» Written instruction: Extract all of the data and reproduce it precisely.

» Material provided:

┄┄┄┄┄┄┄┄┄┄

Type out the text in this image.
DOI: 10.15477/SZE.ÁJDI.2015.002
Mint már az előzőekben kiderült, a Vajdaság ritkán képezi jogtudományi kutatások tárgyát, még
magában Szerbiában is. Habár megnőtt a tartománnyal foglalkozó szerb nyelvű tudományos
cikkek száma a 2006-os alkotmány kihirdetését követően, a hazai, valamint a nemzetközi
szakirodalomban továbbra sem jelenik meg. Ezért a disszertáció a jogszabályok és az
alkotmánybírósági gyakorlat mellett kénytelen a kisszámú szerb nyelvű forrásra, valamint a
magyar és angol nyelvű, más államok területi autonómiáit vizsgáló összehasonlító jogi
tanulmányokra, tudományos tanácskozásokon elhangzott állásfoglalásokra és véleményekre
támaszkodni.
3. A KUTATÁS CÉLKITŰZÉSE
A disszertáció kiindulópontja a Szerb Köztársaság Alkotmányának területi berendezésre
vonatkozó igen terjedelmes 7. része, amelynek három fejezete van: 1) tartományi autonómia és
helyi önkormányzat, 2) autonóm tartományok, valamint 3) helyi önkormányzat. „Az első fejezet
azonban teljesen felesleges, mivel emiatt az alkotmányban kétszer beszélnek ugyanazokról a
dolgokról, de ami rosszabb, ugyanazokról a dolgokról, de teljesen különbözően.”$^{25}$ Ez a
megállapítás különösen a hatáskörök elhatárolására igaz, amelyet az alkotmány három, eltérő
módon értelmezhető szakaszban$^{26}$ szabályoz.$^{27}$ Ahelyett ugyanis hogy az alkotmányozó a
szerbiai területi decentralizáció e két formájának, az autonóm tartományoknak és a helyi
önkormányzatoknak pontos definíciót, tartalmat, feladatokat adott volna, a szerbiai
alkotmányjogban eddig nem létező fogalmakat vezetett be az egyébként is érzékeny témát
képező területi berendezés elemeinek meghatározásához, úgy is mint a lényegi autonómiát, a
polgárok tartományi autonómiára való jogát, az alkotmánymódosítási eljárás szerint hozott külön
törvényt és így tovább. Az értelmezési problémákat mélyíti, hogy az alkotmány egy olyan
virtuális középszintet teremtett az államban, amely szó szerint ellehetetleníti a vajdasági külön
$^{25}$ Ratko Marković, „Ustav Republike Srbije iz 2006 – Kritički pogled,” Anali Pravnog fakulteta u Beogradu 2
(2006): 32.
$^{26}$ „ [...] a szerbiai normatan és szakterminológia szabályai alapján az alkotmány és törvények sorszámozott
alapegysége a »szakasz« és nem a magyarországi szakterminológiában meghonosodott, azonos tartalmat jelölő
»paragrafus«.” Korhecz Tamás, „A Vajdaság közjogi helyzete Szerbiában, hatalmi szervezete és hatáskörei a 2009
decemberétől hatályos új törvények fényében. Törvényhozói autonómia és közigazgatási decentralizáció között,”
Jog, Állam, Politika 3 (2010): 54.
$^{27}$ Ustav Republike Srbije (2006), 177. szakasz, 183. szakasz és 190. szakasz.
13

┄┄┄┄┄┄┄┄┄┄

» Output:
Type out the text in this image.
DOI: 10.15477/SZE.ÁJDI.2015.002
Mint már az előzőekben kiderült, a Vajdaság ritkán képezi jogtudományi kutatások tárgyát, még
magában Szerbiában is. Habár megnőtt a tartománnyal foglalkozó szerb nyelvű tudományos
cikkek száma a 2006-os alkotmány kihirdetését követően, a hazai, valamint a nemzetközi
szakirodalomban továbbra sem jelenik meg. Ezért a disszertáció a jogszabályok és az
alkotmánybírósági gyakorlat mellett kénytelen a kisszámú szerb nyelvű forrásra, valamint a
magyar és angol nyelvű, más államok területi autonómiáit vizsgáló összehasonlító jogi
tanulmányokra, tudományos tanácskozásokon elhangzott állásfoglalásokra és véleményekre
támaszkodni.
3. A KUTATÁS CÉLKITŰZÉSE
A disszertáció kiindulópontja a Szerb Köztársaság Alkotmányának területi berendezésre
vonatkozó igen terjedelmes 7. része, amelynek három fejezete van: 1) tartományi autonómia és
helyi önkormányzat, 2) autonóm tartományok, valamint 3) helyi önkormányzat. „Az első fejezet
azonban teljesen felesleges, mivel emiatt az alkotmányban kétszer beszélnek ugyanazokról a
dolgokról, de ami rosszabb, ugyanazokról a dolgokról, de teljesen különbözően.”$^{25}$ Ez a
megállapítás különösen a hatáskörök elhatárolására igaz, amelyet az alkotmány három, eltérő
módon értelmezhető szakaszban$^{26}$ szabályoz.$^{27}$ Ahelyett ugyanis hogy az alkotmányozó a
szerbiai területi decentralizáció e két formájának, az autonóm tartományoknak és a helyi
önkormányzatoknak pontos definíciót, tartalmat, feladatokat adott volna, a szerbiai
alkotmányjogban eddig nem létező fogalmakat vezetett be az egyébként is érzékeny témát
képező területi berendezés elemeinek meghatározásához, úgy is mint a lényegi autonómiát, a
polgárok tartományi autonómiára való jogát, az alkotmánymódosítási eljárás szerint hozott külön
törvényt és így tovább. Az értelmezési problémákat mélyíti, hogy az alkotmány egy olyan
virtuális középszintet teremtett az államban, amely szó szerint ellehetetleníti a vajdasági külön
$^{25}$ Ratko Marković, „Ustav Republike Srbije iz 2006 – Kritički pogled,” Anali Pravnog fakulteta u Beogradu 2
(2006): 32.
$^{26}$ „ [...] a szerbiai normatan és szakterminológia szabályai alapján az alkotmány és törvények sorszámozott
alapegysége a »szakasz« és nem a magyarországi szakterminológiában meghonosodott, azonos tartalmat jelölő
»paragrafus«.” Korhecz Tamás, „A Vajdaság közjogi helyzete Szerbiában, hatalmi szervezete és hatáskörei a 2009
decemberétől hatályos új törvények fényében. Törvényhozói autonómia és közigazgatási decentralizáció között,”
Jog, Állam, Politika 3 (2010): 54.
$^{27}$ Ustav Republike Srbije (2006), 177. szakasz, 183. szakasz és 190. szakasz.
13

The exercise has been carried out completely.